## WHAT IS REQUIRED
Transcribe the listing verbatim. Do not carry over any pictures.

Lines of data

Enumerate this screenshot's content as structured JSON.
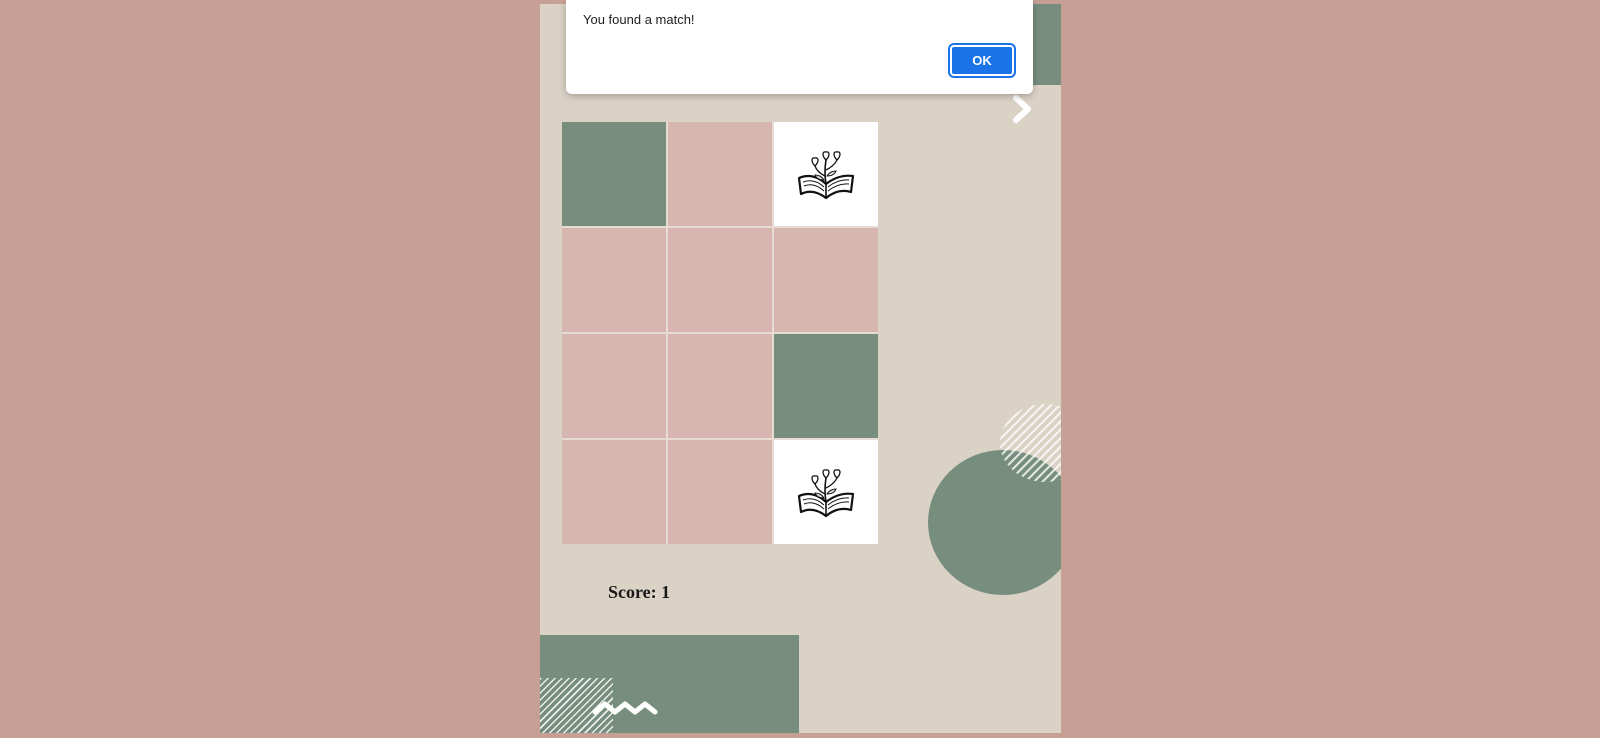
{
  "alert": {
    "message": "You found a match!",
    "ok_label": "OK"
  },
  "score": {
    "label": "Score: ",
    "value": "1"
  },
  "board": {
    "rows": 4,
    "cols": 3,
    "cards": [
      {
        "state": "matched"
      },
      {
        "state": "hidden"
      },
      {
        "state": "revealed",
        "icon": "book-flower-icon"
      },
      {
        "state": "hidden"
      },
      {
        "state": "hidden"
      },
      {
        "state": "hidden"
      },
      {
        "state": "hidden"
      },
      {
        "state": "hidden"
      },
      {
        "state": "matched"
      },
      {
        "state": "hidden"
      },
      {
        "state": "hidden"
      },
      {
        "state": "revealed",
        "icon": "book-flower-icon"
      }
    ]
  },
  "colors": {
    "page_bg": "#c7a095",
    "panel_bg": "#dbd2c6",
    "card_hidden": "#d6b6ae",
    "card_matched": "#778e7f",
    "card_revealed": "#ffffff",
    "accent_button": "#1a73e8"
  }
}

## SOLUTION
Enumerate this screenshot's content as structured JSON.
{
  "alert": {
    "message": "You found a match!",
    "ok_label": "OK"
  },
  "score": {
    "label": "Score: ",
    "value": "1"
  },
  "board": {
    "rows": 4,
    "cols": 3,
    "cards": [
      {
        "state": "matched"
      },
      {
        "state": "hidden"
      },
      {
        "state": "revealed",
        "icon": "book-flower-icon"
      },
      {
        "state": "hidden"
      },
      {
        "state": "hidden"
      },
      {
        "state": "hidden"
      },
      {
        "state": "hidden"
      },
      {
        "state": "hidden"
      },
      {
        "state": "matched"
      },
      {
        "state": "hidden"
      },
      {
        "state": "hidden"
      },
      {
        "state": "revealed",
        "icon": "book-flower-icon"
      }
    ]
  },
  "colors": {
    "page_bg": "#c7a095",
    "panel_bg": "#dbd2c6",
    "card_hidden": "#d6b6ae",
    "card_matched": "#778e7f",
    "card_revealed": "#ffffff",
    "accent_button": "#1a73e8"
  }
}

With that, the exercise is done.